EXERCISE DETAILS
Write the records out again, precisely as they stand.

◇ ◇ ◇ ◇ ◇

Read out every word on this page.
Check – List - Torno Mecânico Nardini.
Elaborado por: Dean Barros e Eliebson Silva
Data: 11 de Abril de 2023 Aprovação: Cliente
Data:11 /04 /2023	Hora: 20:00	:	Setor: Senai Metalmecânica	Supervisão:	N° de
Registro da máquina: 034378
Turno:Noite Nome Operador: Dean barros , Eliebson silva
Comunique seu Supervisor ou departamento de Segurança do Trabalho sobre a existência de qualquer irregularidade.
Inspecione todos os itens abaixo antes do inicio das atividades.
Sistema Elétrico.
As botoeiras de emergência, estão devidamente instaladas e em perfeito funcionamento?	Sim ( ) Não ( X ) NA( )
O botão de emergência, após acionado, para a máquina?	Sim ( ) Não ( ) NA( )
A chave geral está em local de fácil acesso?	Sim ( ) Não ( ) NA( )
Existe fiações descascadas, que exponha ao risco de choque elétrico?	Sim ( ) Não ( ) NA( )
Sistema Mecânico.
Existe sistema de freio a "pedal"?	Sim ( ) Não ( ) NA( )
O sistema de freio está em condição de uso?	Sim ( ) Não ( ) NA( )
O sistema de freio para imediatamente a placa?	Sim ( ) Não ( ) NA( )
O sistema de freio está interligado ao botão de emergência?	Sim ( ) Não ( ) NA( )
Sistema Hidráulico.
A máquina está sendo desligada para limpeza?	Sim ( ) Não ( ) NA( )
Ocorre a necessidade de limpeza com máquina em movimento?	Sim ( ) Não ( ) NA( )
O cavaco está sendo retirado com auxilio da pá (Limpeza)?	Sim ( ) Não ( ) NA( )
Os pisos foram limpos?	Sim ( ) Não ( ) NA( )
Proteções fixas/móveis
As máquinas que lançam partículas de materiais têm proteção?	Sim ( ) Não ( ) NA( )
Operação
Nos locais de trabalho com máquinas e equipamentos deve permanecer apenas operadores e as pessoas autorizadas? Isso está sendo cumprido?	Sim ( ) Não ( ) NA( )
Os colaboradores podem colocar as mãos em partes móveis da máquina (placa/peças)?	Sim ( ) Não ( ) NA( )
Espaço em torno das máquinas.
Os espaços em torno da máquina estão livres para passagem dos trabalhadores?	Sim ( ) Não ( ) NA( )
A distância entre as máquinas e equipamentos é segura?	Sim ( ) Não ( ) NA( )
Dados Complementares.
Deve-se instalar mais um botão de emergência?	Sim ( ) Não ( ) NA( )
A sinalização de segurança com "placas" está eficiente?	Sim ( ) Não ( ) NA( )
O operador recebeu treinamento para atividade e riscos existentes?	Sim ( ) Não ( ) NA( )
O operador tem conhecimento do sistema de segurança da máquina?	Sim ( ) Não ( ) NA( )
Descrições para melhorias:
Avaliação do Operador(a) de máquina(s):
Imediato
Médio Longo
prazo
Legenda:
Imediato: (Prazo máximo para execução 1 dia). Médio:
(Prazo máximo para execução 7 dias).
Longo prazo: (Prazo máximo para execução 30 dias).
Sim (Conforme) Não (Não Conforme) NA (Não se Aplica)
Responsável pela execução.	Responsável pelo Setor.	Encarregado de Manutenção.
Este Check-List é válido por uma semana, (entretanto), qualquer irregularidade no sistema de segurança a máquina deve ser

◇ ◇ ◇ ◇ ◇

ANSWER TO THE TASK
Read out every word on this page.
Check – List - Torno Mecânico Nardini.
Elaborado por: Dean Barros e Eliebson Silva
Data: 11 de Abril de 2023 Aprovação: Cliente
Data:11 /04 /2023	Hora: 20:00	:	Setor: Senai Metalmecânica	Supervisão:	N° de
Registro da máquina: 034378
Turno:Noite Nome Operador: Dean barros , Eliebson silva
Comunique seu Supervisor ou departamento de Segurança do Trabalho sobre a existência de qualquer irregularidade.
Inspecione todos os itens abaixo antes do inicio das atividades.
Sistema Elétrico.
As botoeiras de emergência, estão devidamente instaladas e em perfeito funcionamento?	Sim ( ) Não ( X ) NA( )
O botão de emergência, após acionado, para a máquina?	Sim ( ) Não ( ) NA( )
A chave geral está em local de fácil acesso?	Sim ( ) Não ( ) NA( )
Existe fiações descascadas, que exponha ao risco de choque elétrico?	Sim ( ) Não ( ) NA( )
Sistema Mecânico.
Existe sistema de freio a "pedal"?	Sim ( ) Não ( ) NA( )
O sistema de freio está em condição de uso?	Sim ( ) Não ( ) NA( )
O sistema de freio para imediatamente a placa?	Sim ( ) Não ( ) NA( )
O sistema de freio está interligado ao botão de emergência?	Sim ( ) Não ( ) NA( )
Sistema Hidráulico.
A máquina está sendo desligada para limpeza?	Sim ( ) Não ( ) NA( )
Ocorre a necessidade de limpeza com máquina em movimento?	Sim ( ) Não ( ) NA( )
O cavaco está sendo retirado com auxilio da pá (Limpeza)?	Sim ( ) Não ( ) NA( )
Os pisos foram limpos?	Sim ( ) Não ( ) NA( )
Proteções fixas/móveis
As máquinas que lançam partículas de materiais têm proteção?	Sim ( ) Não ( ) NA( )
Operação
Nos locais de trabalho com máquinas e equipamentos deve permanecer apenas operadores e as pessoas autorizadas? Isso está sendo cumprido?	Sim ( ) Não ( ) NA( )
Os colaboradores podem colocar as mãos em partes móveis da máquina (placa/peças)?	Sim ( ) Não ( ) NA( )
Espaço em torno das máquinas.
Os espaços em torno da máquina estão livres para passagem dos trabalhadores?	Sim ( ) Não ( ) NA( )
A distância entre as máquinas e equipamentos é segura?	Sim ( ) Não ( ) NA( )
Dados Complementares.
Deve-se instalar mais um botão de emergência?	Sim ( ) Não ( ) NA( )
A sinalização de segurança com "placas" está eficiente?	Sim ( ) Não ( ) NA( )
O operador recebeu treinamento para atividade e riscos existentes?	Sim ( ) Não ( ) NA( )
O operador tem conhecimento do sistema de segurança da máquina?	Sim ( ) Não ( ) NA( )
Descrições para melhorias:
Avaliação do Operador(a) de máquina(s):
Imediato
Médio Longo
prazo
Legenda:
Imediato: (Prazo máximo para execução 1 dia). Médio:
(Prazo máximo para execução 7 dias).
Longo prazo: (Prazo máximo para execução 30 dias).
Sim (Conforme) Não (Não Conforme) NA (Não se Aplica)
Responsável pela execução.	Responsável pelo Setor.	Encarregado de Manutenção.
Este Check-List é válido por uma semana, (entretanto), qualquer irregularidade no sistema de segurança a máquina deve ser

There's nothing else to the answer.